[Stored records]
◆ ◆ ◆ ◆ ◆
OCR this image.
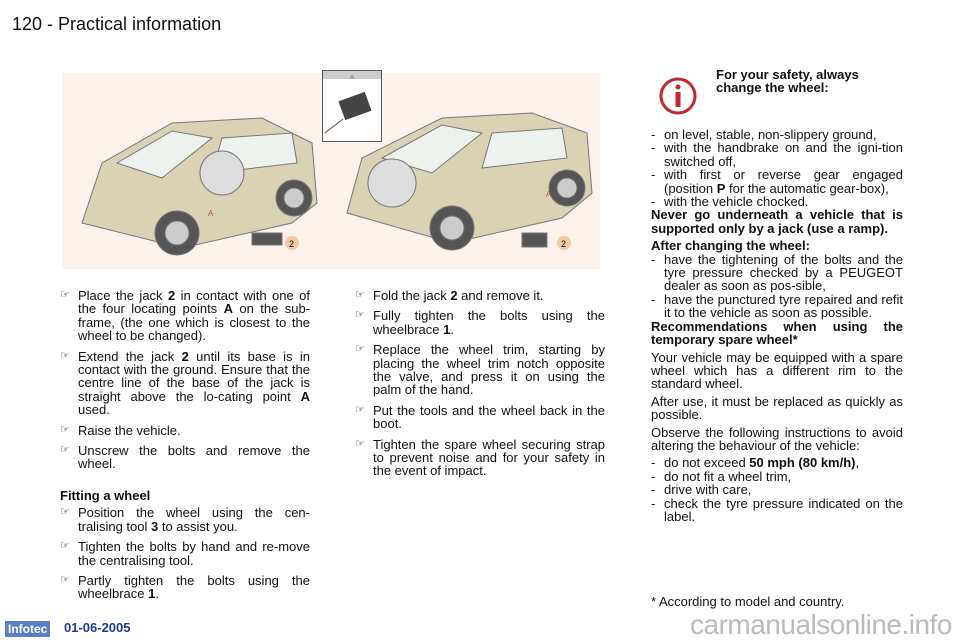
120 - Practical information
2	2
A
A
A
☞ Place the jack 2 in contact with one of the four locating points A on the sub-frame, (the one which is closest to the wheel to be changed).
☞ Extend the jack 2 until its base is in contact with the ground. Ensure that the centre line of the base of the jack is straight above the lo-cating point A used.
☞ Raise the vehicle.
☞ Unscrew the bolts and remove the wheel.
Fitting a wheel
☞ Position the wheel using the cen-tralising tool 3 to assist you.
☞ Tighten the bolts by hand and re-move the centralising tool.
☞ Partly tighten the bolts using the wheelbrace 1.
☞ Fold the jack 2 and remove it.
☞ Fully tighten the bolts using the wheelbrace 1.
☞ Replace the wheel trim, starting by placing the wheel trim notch opposite the valve, and press it on using the palm of the hand.
☞ Put the tools and the wheel back in the boot.
☞ Tighten the spare wheel securing strap to prevent noise and for your safety in the event of impact.
For your safety, always change the wheel:
- on level, stable, non-slippery ground,
- with the handbrake on and the igni-tion switched off,
- with first or reverse gear engaged (position P for the automatic gear-box),
- with the vehicle chocked.
Never go underneath a vehicle that is supported only by a jack (use a ramp).
After changing the wheel:
- have the tightening of the bolts and the tyre pressure checked by a PEUGEOT dealer as soon as pos-sible,
- have the punctured tyre repaired and refit it to the vehicle as soon as possible.
Recommendations when using the temporary spare wheel*
Your vehicle may be equipped with a spare wheel which has a different rim to the standard wheel.
After use, it must be replaced as quickly as possible.
Observe the following instructions to avoid altering the behaviour of the vehicle:
- do not exceed 50 mph (80 km/h),
- do not fit a wheel trim,
- drive with care,
- check the tyre pressure indicated on the label.
* According to model and country.
carmanualsonline.info
Infotec 01-06-2005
◆ ◆ ◆ ◆ ◆
• **YOUR INSTRUCTIONS**
Copy out each line exactly, without the pictures.

• **COMPLETE RESPONSE**
OCR this image.
120 - Practical information
2	2
A
A
A
☞ Place the jack 2 in contact with one of the four locating points A on the sub-frame, (the one which is closest to the wheel to be changed).
☞ Extend the jack 2 until its base is in contact with the ground. Ensure that the centre line of the base of the jack is straight above the lo-cating point A used.
☞ Raise the vehicle.
☞ Unscrew the bolts and remove the wheel.
Fitting a wheel
☞ Position the wheel using the cen-tralising tool 3 to assist you.
☞ Tighten the bolts by hand and re-move the centralising tool.
☞ Partly tighten the bolts using the wheelbrace 1.
☞ Fold the jack 2 and remove it.
☞ Fully tighten the bolts using the wheelbrace 1.
☞ Replace the wheel trim, starting by placing the wheel trim notch opposite the valve, and press it on using the palm of the hand.
☞ Put the tools and the wheel back in the boot.
☞ Tighten the spare wheel securing strap to prevent noise and for your safety in the event of impact.
For your safety, always change the wheel:
- on level, stable, non-slippery ground,
- with the handbrake on and the igni-tion switched off,
- with first or reverse gear engaged (position P for the automatic gear-box),
- with the vehicle chocked.
Never go underneath a vehicle that is supported only by a jack (use a ramp).
After changing the wheel:
- have the tightening of the bolts and the tyre pressure checked by a PEUGEOT dealer as soon as pos-sible,
- have the punctured tyre repaired and refit it to the vehicle as soon as possible.
Recommendations when using the temporary spare wheel*
Your vehicle may be equipped with a spare wheel which has a different rim to the standard wheel.
After use, it must be replaced as quickly as possible.
Observe the following instructions to avoid altering the behaviour of the vehicle:
- do not exceed 50 mph (80 km/h),
- do not fit a wheel trim,
- drive with care,
- check the tyre pressure indicated on the label.
* According to model and country.
carmanualsonline.info
Infotec 01-06-2005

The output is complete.